**Data provided:**
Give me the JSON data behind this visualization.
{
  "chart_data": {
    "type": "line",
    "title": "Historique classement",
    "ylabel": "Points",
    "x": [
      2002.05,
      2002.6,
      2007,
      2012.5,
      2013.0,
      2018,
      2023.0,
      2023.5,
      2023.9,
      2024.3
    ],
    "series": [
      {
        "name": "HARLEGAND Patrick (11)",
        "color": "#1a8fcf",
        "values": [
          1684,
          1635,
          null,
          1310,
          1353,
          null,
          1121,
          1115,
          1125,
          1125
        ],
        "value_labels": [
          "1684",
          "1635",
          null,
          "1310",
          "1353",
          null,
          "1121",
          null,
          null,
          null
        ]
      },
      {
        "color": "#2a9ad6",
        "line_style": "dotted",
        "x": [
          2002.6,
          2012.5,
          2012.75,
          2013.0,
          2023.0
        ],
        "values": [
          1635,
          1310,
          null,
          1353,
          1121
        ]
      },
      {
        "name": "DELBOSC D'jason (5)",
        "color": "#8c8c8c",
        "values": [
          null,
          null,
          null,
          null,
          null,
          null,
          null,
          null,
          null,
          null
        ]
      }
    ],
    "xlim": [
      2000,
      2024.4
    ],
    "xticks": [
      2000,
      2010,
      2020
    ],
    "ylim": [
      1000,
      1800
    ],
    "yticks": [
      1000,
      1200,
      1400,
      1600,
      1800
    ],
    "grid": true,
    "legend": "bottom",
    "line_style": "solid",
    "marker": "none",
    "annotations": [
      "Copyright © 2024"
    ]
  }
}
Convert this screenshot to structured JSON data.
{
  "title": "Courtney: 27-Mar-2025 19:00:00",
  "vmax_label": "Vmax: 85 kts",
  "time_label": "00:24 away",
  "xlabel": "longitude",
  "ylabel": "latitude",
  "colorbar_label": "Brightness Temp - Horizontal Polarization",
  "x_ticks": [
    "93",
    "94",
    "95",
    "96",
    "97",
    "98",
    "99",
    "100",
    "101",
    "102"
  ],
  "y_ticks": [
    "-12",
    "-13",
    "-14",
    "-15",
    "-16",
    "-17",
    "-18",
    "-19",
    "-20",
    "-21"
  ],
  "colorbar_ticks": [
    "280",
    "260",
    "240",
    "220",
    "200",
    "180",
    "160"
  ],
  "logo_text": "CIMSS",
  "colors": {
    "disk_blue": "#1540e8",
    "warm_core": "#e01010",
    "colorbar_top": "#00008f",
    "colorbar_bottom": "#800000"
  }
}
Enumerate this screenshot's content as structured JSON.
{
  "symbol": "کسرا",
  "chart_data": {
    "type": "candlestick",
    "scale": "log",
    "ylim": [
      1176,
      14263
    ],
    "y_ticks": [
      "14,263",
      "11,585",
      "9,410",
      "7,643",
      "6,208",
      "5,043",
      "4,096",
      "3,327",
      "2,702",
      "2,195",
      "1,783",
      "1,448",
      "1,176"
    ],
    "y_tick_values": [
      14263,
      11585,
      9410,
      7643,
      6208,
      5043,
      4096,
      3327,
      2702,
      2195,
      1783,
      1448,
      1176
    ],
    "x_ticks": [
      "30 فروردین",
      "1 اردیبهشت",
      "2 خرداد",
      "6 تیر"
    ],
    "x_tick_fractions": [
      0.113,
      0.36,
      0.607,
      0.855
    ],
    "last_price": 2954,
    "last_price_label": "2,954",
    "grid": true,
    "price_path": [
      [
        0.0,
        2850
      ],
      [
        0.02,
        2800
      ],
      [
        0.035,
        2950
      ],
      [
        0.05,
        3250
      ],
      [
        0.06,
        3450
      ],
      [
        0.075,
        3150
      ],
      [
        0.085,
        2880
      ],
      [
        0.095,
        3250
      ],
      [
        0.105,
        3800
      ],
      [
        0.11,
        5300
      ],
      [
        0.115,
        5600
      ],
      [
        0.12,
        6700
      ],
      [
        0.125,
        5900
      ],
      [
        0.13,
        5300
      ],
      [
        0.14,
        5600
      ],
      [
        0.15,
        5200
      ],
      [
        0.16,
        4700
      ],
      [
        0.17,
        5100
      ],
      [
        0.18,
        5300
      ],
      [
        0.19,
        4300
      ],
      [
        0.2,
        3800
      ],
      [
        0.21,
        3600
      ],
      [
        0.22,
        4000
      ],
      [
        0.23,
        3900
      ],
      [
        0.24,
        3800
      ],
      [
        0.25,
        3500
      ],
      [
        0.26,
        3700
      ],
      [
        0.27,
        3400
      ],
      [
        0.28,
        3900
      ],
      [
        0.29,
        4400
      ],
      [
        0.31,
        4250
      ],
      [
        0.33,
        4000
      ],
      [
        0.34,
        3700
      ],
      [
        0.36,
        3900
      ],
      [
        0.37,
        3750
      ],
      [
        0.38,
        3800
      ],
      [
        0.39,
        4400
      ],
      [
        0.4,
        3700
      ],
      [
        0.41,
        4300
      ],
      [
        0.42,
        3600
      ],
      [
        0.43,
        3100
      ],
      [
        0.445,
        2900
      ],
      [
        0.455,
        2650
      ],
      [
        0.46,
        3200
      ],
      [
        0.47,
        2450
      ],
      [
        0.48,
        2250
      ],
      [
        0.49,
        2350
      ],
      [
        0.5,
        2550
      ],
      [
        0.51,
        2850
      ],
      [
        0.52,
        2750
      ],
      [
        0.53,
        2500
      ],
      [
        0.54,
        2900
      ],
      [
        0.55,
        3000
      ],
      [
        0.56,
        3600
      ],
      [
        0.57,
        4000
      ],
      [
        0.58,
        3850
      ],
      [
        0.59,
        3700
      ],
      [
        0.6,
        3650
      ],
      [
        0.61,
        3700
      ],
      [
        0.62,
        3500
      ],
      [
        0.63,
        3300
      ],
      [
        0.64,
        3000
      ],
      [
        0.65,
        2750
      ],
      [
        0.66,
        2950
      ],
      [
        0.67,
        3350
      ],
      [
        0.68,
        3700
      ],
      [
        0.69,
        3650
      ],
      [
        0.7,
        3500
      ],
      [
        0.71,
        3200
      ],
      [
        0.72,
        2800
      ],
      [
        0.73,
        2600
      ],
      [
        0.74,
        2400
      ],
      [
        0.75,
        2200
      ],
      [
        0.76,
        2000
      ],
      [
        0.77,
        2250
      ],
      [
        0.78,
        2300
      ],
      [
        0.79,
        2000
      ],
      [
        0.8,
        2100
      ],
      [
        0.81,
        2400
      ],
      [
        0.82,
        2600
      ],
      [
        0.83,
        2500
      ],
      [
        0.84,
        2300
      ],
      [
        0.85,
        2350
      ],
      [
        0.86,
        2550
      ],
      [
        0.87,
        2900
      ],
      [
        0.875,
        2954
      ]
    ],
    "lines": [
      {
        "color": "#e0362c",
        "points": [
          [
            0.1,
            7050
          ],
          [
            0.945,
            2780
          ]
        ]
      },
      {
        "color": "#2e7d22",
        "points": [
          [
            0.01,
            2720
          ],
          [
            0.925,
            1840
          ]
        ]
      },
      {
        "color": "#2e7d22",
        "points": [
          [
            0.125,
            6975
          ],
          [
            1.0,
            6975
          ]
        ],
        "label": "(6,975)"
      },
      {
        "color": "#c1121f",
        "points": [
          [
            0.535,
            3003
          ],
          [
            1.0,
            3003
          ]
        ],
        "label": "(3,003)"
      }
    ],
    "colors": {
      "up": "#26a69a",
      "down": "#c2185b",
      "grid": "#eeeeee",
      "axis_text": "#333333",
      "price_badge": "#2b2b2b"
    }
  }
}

**Work required:** Find each line holding "this". Copy it out.

**Task answer:**
Give me the JSON data behind this visualization.
Convert this screenshot to structured JSON data.
Enumerate this screenshot's content as structured JSON.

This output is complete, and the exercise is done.